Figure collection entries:
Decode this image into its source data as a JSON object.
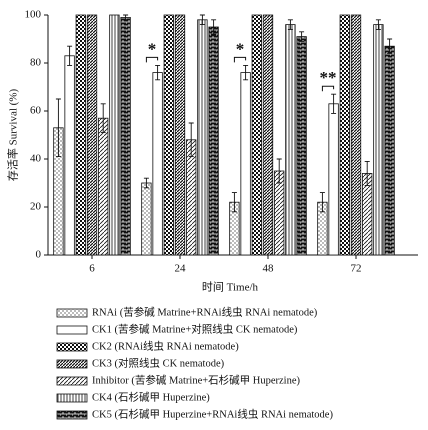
{
  "chart_data": {
    "type": "bar",
    "ylabel": "存活率 Survival (%)",
    "xlabel": "时间 Time/h",
    "categories": [
      "6",
      "24",
      "48",
      "72"
    ],
    "ylim": [
      0,
      100
    ],
    "yticks": [
      0,
      20,
      40,
      60,
      80,
      100
    ],
    "series": [
      {
        "name": "RNAi (苦参碱 Matrine+RNAi线虫 RNAi nematode)",
        "pattern": "dots",
        "color": "#111111",
        "values": [
          53,
          30,
          22,
          22
        ],
        "errors": [
          12,
          2,
          4,
          4
        ]
      },
      {
        "name": "CK1 (苦参碱 Matrine+对照线虫 CK nematode)",
        "pattern": "blank",
        "color": "#111111",
        "values": [
          83,
          76,
          76,
          63
        ],
        "errors": [
          4,
          3,
          3,
          4
        ]
      },
      {
        "name": "CK2 (RNAi线虫 RNAi nematode)",
        "pattern": "checker",
        "color": "#111111",
        "values": [
          100,
          100,
          100,
          100
        ],
        "errors": [
          0,
          0,
          0,
          0
        ]
      },
      {
        "name": "CK3 (对照线虫 CK nematode)",
        "pattern": "diagdense",
        "color": "#111111",
        "values": [
          100,
          100,
          100,
          100
        ],
        "errors": [
          0,
          0,
          0,
          0
        ]
      },
      {
        "name": "Inhibitor (苦参碱 Matrine+石杉碱甲 Huperzine)",
        "pattern": "diag",
        "color": "#111111",
        "values": [
          57,
          48,
          35,
          34
        ],
        "errors": [
          6,
          7,
          5,
          5
        ]
      },
      {
        "name": "CK4 (石杉碱甲 Huperzine)",
        "pattern": "vertical",
        "color": "#111111",
        "values": [
          100,
          98,
          96,
          96
        ],
        "errors": [
          0,
          2,
          2,
          2
        ]
      },
      {
        "name": "CK5 (石杉碱甲 Huperzine+RNAi线虫 RNAi nematode)",
        "pattern": "brick",
        "color": "#111111",
        "values": [
          99,
          95,
          91,
          87
        ],
        "errors": [
          1,
          3,
          2,
          3
        ]
      }
    ],
    "annotations": [
      {
        "text": "*",
        "category": 1
      },
      {
        "text": "*",
        "category": 2
      },
      {
        "text": "**",
        "category": 3
      }
    ]
  }
}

◆ Exercise brief:
Search the data for "nematode". Copy every matching line.

◆ Solution for this problem:
        "name": "RNAi (苦参碱 Matrine+RNAi线虫 RNAi nematode)",
        "name": "CK1 (苦参碱 Matrine+对照线虫 CK nematode)",
        "name": "CK2 (RNAi线虫 RNAi nematode)",
        "name": "CK3 (对照线虫 CK nematode)",
        "name": "CK5 (石杉碱甲 Huperzine+RNAi线虫 RNAi nematode)",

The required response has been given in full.